##### Recorded information #####
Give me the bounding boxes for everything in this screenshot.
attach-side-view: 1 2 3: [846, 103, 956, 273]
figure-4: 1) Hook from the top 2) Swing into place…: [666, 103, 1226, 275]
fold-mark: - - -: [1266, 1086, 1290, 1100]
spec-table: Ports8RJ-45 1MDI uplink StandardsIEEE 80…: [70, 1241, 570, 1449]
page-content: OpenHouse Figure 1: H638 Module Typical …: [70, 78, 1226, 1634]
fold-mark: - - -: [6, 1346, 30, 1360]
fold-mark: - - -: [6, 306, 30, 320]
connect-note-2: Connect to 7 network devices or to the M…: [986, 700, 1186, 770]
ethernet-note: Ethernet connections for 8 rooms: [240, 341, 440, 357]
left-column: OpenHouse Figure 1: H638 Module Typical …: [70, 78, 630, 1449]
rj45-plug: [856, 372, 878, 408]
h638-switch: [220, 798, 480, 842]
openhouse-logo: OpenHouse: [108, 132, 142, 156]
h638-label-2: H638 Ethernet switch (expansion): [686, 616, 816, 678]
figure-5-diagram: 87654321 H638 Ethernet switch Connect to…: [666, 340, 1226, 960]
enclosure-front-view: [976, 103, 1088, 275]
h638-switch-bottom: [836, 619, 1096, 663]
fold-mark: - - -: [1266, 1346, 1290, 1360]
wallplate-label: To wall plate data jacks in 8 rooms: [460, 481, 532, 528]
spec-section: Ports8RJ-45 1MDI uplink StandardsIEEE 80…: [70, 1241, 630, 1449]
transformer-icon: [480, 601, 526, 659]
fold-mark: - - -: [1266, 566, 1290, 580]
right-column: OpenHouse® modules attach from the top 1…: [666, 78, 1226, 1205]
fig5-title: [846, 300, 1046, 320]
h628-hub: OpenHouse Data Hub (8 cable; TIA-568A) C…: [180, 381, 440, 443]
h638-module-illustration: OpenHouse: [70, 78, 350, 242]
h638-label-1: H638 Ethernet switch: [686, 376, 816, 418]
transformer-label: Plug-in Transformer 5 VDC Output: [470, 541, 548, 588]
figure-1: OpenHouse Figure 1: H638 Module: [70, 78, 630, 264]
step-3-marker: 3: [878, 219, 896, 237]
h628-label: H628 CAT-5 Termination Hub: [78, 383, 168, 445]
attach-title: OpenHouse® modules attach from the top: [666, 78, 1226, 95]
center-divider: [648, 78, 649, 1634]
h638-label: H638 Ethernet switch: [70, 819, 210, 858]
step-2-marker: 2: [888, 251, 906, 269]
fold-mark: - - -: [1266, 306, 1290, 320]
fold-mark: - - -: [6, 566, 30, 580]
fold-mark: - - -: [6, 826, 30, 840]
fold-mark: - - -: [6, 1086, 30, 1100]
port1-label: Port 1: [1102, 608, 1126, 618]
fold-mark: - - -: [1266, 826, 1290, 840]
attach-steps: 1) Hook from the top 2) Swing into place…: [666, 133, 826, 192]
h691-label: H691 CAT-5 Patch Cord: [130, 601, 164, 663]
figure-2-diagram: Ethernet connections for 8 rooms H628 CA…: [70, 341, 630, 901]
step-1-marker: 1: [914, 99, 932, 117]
#####
##### Recorded information #####
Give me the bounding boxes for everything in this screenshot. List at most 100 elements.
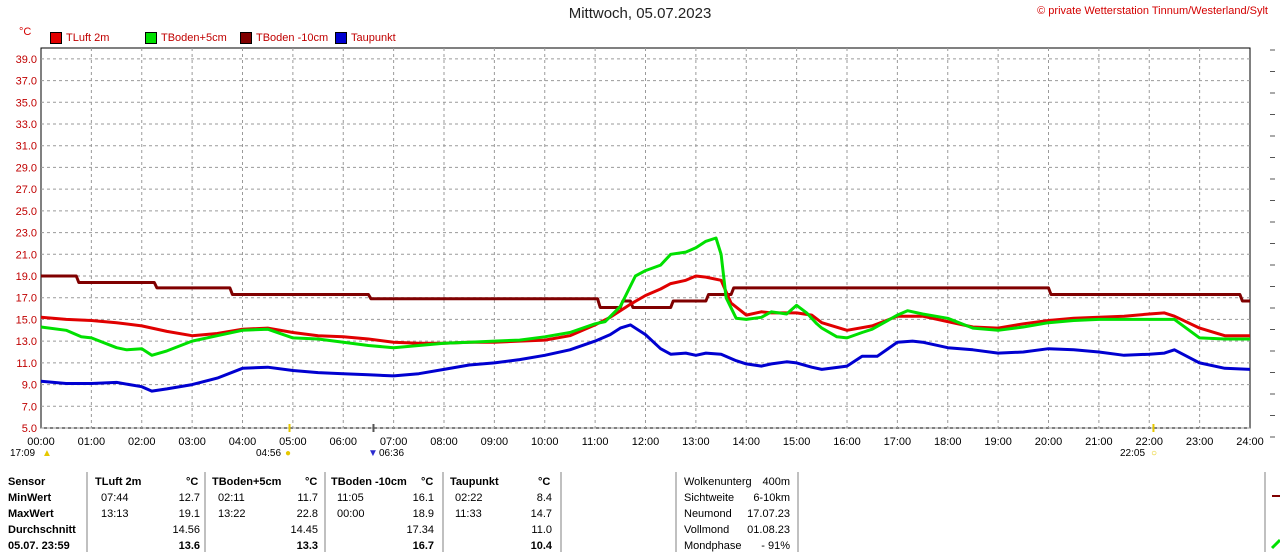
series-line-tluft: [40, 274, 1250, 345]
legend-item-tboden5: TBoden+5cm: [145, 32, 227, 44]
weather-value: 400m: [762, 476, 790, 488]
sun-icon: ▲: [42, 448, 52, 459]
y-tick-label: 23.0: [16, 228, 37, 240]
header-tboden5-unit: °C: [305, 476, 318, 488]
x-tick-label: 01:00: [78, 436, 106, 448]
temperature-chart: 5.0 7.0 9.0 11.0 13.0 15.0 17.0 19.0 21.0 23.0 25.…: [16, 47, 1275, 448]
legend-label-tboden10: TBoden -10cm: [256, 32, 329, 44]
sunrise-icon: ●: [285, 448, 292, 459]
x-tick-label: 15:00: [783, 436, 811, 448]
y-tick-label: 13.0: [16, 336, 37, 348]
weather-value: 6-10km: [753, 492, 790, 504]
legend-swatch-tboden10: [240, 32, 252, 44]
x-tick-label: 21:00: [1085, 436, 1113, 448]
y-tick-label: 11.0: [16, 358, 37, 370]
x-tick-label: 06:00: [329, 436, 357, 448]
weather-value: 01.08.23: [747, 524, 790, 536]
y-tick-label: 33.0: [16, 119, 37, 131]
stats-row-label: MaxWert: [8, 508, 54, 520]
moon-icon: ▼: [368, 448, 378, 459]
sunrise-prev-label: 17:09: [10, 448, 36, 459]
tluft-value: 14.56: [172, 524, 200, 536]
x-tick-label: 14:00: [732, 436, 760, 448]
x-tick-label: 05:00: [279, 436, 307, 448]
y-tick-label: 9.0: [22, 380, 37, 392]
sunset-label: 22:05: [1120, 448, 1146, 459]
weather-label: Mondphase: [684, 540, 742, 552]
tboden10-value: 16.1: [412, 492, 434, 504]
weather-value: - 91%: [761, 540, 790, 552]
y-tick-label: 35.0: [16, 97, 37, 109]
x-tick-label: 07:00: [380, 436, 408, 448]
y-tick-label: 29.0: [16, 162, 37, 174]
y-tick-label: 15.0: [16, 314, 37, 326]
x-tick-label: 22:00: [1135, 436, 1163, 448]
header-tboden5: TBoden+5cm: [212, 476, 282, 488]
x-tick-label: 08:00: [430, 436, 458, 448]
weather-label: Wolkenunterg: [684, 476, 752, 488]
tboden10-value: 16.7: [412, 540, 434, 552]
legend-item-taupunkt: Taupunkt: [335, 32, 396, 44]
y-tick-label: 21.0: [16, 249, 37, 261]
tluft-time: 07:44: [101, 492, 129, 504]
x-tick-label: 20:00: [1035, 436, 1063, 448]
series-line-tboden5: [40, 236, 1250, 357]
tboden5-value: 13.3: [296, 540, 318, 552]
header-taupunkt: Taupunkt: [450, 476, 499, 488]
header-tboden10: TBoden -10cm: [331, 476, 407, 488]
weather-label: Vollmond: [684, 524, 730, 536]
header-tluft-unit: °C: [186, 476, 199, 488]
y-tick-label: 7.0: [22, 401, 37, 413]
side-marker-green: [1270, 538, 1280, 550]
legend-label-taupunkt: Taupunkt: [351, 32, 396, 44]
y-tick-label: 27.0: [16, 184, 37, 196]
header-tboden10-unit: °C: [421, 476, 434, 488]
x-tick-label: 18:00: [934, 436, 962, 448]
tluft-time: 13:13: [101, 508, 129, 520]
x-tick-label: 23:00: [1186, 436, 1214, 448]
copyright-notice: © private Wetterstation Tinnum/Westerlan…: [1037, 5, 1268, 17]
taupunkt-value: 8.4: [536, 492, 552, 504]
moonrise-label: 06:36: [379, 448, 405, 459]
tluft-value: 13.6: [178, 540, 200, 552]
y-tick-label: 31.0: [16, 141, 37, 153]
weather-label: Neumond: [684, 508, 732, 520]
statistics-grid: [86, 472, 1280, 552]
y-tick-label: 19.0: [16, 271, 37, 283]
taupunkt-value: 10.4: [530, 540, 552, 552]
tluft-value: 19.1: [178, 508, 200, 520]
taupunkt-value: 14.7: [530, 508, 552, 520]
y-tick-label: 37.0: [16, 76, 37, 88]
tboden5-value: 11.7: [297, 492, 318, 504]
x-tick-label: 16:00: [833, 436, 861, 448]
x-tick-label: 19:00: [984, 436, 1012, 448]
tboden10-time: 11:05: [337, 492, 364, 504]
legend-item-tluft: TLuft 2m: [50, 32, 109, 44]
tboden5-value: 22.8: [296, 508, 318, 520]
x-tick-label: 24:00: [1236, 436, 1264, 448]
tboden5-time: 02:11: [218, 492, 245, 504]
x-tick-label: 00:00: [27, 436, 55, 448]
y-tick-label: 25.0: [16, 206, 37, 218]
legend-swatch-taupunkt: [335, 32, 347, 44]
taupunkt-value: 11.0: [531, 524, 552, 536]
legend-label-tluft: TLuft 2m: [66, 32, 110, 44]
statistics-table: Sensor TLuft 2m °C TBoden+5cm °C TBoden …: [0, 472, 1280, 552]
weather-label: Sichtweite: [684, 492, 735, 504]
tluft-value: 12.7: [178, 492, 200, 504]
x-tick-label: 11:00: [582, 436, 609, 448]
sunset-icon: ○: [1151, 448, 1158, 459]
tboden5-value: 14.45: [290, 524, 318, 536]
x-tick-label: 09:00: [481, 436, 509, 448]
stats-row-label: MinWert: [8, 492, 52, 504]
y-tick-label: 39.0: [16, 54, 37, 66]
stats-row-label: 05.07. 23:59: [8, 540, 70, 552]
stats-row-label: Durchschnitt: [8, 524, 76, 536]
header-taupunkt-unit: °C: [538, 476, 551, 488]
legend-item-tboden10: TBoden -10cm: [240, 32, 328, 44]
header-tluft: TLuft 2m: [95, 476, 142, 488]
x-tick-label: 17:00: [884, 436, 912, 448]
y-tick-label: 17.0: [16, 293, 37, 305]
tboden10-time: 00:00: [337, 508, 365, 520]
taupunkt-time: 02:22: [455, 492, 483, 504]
#####
* Task brief *
Change "y-tick-label" to "y-axis-label" in the items from the line with "series-line-tluft: [40, 274, 1250, 345]" up to and including the line with "weather-value: 01.08.23: [747, 524, 790, 536]", and give only those lines with nothing else altered.

* The reply *
series-line-tluft: [40, 274, 1250, 345]
legend-item-tboden5: TBoden+5cm: [145, 32, 227, 44]
weather-value: 400m: [762, 476, 790, 488]
sun-icon: ▲: [42, 448, 52, 459]
y-axis-label: 23.0: [16, 228, 37, 240]
header-tboden5-unit: °C: [305, 476, 318, 488]
x-tick-label: 01:00: [78, 436, 106, 448]
temperature-chart: 5.0 7.0 9.0 11.0 13.0 15.0 17.0 19.0 21.0 23.0 25.…: [16, 47, 1275, 448]
legend-label-tboden10: TBoden -10cm: [256, 32, 329, 44]
sunrise-icon: ●: [285, 448, 292, 459]
x-tick-label: 15:00: [783, 436, 811, 448]
y-axis-label: 13.0: [16, 336, 37, 348]
weather-value: 6-10km: [753, 492, 790, 504]
legend-swatch-tboden10: [240, 32, 252, 44]
x-tick-label: 21:00: [1085, 436, 1113, 448]
y-axis-label: 11.0: [16, 358, 37, 370]
x-tick-label: 06:00: [329, 436, 357, 448]
weather-value: 01.08.23: [747, 524, 790, 536]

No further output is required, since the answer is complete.